» PROBLEM DESCRIPTION: Using the material that follows, identify and copy each line with the string "text".

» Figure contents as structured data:
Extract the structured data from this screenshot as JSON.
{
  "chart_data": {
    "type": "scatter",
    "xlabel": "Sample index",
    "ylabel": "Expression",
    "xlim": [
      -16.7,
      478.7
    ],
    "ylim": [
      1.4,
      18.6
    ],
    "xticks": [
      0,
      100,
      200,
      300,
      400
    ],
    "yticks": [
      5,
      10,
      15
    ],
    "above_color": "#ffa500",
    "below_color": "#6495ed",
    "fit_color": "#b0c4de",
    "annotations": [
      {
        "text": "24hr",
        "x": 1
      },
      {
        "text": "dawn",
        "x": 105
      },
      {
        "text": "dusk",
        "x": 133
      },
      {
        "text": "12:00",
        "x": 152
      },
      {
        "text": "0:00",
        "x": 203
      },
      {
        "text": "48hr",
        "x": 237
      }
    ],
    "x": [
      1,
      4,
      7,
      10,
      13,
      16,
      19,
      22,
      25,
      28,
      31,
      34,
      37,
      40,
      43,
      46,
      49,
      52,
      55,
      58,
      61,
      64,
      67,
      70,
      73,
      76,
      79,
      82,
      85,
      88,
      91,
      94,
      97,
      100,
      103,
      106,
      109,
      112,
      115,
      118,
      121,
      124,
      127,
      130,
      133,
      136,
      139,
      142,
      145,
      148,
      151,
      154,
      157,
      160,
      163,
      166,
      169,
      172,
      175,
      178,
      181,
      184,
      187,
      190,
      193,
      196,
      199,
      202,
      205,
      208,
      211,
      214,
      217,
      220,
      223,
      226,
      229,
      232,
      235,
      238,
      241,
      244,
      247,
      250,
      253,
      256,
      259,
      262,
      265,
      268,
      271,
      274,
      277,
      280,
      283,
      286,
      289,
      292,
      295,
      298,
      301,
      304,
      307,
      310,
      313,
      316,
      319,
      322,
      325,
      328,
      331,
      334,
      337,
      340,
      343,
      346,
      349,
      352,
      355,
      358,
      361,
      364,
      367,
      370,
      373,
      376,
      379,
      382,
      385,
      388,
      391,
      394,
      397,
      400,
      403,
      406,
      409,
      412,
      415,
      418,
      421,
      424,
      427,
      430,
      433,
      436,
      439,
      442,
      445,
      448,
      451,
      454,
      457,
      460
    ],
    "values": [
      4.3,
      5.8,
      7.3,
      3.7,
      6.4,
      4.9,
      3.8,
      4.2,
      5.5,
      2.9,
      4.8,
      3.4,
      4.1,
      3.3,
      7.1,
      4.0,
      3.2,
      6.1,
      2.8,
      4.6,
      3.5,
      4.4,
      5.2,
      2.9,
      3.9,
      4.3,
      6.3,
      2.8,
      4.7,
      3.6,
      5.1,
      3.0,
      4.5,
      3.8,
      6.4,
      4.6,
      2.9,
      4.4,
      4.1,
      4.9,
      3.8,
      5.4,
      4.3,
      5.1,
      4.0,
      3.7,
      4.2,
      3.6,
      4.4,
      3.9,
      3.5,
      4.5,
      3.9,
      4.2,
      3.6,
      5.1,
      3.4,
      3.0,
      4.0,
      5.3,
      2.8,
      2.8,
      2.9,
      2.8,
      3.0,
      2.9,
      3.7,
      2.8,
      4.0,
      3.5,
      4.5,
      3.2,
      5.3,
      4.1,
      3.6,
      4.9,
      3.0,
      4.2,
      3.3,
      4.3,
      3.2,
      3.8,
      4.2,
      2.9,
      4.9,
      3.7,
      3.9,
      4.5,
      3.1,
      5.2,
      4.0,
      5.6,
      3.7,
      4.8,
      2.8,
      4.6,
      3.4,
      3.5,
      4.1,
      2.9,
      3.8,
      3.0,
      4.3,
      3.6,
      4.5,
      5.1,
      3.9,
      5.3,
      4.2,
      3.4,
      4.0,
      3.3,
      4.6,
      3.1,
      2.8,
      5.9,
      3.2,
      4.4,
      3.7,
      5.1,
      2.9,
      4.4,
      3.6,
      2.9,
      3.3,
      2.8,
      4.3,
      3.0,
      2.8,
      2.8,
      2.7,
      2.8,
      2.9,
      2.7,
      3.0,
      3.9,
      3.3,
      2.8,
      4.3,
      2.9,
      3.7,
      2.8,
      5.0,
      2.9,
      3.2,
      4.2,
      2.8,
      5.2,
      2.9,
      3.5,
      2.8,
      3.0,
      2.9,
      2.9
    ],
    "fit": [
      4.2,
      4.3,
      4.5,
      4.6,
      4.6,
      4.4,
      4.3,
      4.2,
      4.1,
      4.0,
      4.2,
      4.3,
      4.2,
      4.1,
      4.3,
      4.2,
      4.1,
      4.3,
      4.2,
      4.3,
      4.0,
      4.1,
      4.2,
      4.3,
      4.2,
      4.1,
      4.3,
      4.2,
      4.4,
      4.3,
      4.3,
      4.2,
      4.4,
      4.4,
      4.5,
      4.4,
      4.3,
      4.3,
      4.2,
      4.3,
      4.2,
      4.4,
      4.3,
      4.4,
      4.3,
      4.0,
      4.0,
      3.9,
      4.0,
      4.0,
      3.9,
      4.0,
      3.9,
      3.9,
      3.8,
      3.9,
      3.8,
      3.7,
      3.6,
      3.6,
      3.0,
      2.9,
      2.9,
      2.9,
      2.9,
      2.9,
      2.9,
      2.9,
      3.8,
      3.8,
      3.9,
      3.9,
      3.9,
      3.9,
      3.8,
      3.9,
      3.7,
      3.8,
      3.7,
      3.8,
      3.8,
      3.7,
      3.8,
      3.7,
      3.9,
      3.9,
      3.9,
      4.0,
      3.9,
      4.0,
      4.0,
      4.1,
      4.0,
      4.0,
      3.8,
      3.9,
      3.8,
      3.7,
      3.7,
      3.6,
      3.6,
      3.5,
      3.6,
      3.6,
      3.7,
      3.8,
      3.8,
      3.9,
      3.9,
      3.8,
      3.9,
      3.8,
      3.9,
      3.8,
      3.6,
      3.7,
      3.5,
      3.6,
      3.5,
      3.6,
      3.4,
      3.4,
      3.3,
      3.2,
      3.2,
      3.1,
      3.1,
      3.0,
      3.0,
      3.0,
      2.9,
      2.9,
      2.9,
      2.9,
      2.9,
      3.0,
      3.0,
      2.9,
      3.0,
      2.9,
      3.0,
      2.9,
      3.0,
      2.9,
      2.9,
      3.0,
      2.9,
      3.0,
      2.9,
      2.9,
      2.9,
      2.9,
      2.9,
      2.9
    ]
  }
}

» PROBLEM SOLUTION:
        "text": "24hr",
        "text": "dawn",
        "text": "dusk",
        "text": "12:00",
        "text": "0:00",
        "text": "48hr",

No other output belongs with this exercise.